"""

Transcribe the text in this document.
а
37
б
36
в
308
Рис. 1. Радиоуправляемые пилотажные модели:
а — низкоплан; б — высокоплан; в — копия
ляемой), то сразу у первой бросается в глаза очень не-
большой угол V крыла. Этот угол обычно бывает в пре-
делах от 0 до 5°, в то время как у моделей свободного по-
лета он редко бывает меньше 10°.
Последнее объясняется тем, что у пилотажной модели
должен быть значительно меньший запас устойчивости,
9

"""
"""

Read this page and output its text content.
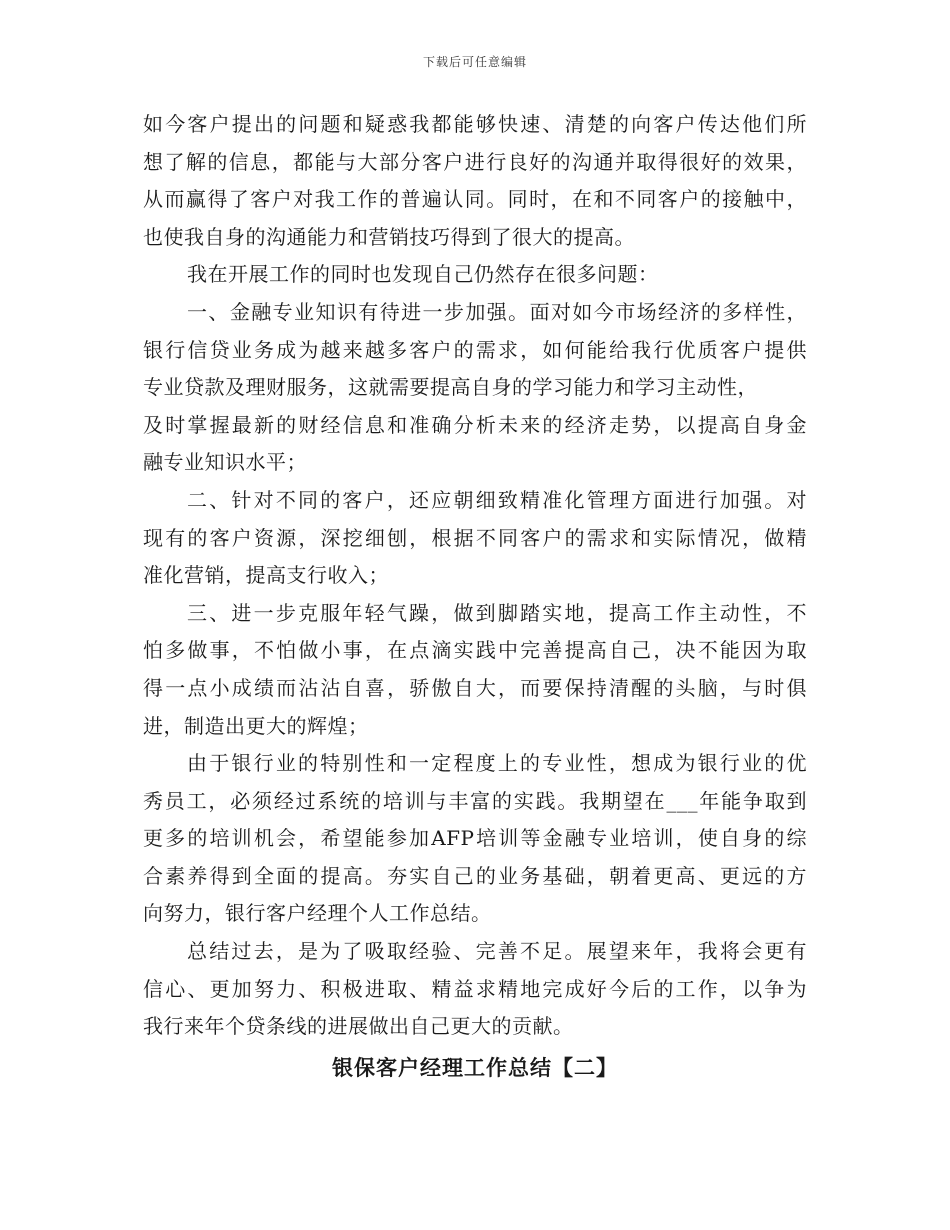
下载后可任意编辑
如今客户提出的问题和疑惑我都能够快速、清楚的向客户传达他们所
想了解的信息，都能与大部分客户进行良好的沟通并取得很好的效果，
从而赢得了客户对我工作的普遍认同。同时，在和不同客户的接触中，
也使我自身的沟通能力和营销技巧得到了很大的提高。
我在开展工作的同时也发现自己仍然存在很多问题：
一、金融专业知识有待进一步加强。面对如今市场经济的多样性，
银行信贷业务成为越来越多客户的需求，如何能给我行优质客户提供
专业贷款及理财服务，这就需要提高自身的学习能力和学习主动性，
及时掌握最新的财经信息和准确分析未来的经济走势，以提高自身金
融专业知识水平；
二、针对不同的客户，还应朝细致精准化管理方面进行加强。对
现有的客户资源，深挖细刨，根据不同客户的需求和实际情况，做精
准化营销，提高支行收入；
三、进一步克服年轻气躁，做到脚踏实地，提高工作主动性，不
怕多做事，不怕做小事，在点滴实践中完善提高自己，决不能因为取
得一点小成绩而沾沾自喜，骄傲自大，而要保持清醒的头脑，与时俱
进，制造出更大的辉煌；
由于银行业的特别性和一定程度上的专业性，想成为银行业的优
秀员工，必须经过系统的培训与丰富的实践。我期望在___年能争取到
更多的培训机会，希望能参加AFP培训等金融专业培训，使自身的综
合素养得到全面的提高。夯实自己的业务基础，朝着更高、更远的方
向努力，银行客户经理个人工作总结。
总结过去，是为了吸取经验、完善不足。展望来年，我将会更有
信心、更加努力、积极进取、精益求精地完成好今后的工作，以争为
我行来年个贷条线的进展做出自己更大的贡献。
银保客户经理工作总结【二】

"""
"""

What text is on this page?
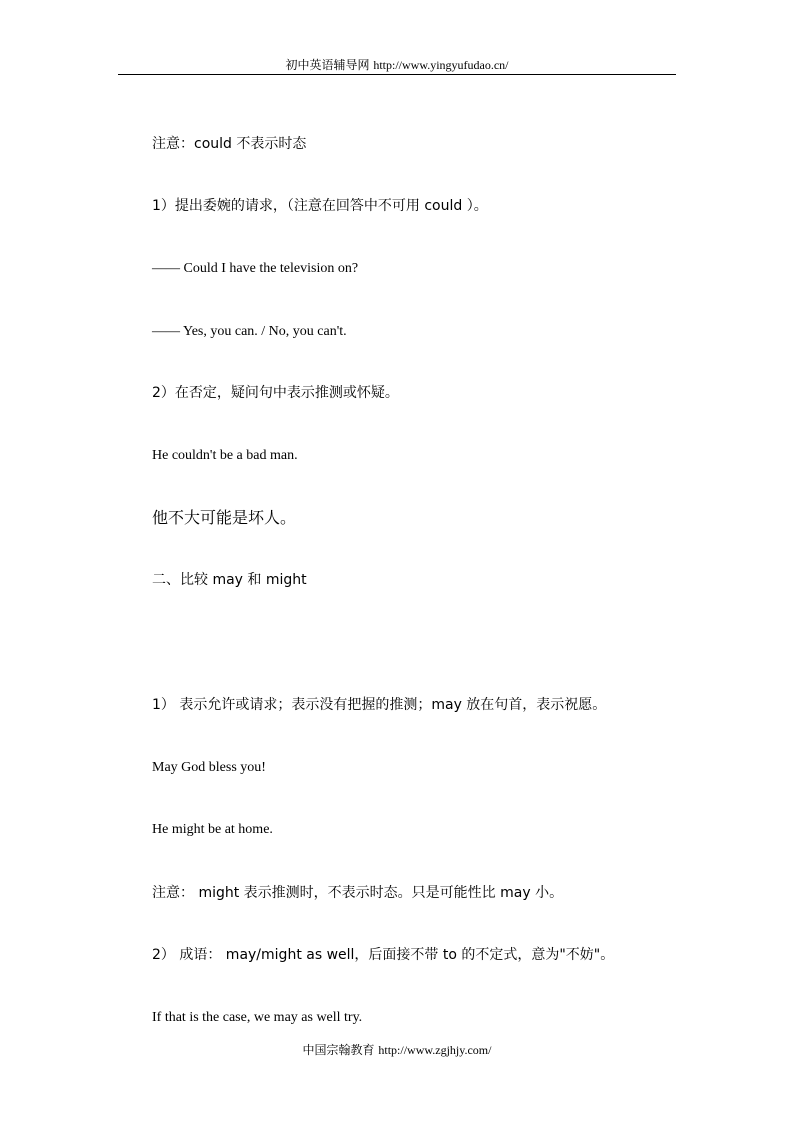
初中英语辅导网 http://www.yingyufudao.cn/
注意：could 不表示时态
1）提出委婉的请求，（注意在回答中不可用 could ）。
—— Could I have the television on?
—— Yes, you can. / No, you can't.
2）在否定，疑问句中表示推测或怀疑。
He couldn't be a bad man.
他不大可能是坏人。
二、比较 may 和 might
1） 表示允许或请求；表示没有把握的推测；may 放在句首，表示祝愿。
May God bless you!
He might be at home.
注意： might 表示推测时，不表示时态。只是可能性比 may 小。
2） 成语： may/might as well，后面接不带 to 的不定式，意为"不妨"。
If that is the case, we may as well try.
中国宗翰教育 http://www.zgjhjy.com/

"""

■ **TASK INSTRUCTIONS**:
Give only the number of lines in the records that contain the string "бывает".

■ **ANSWER TO THIS PROBLEM**:
2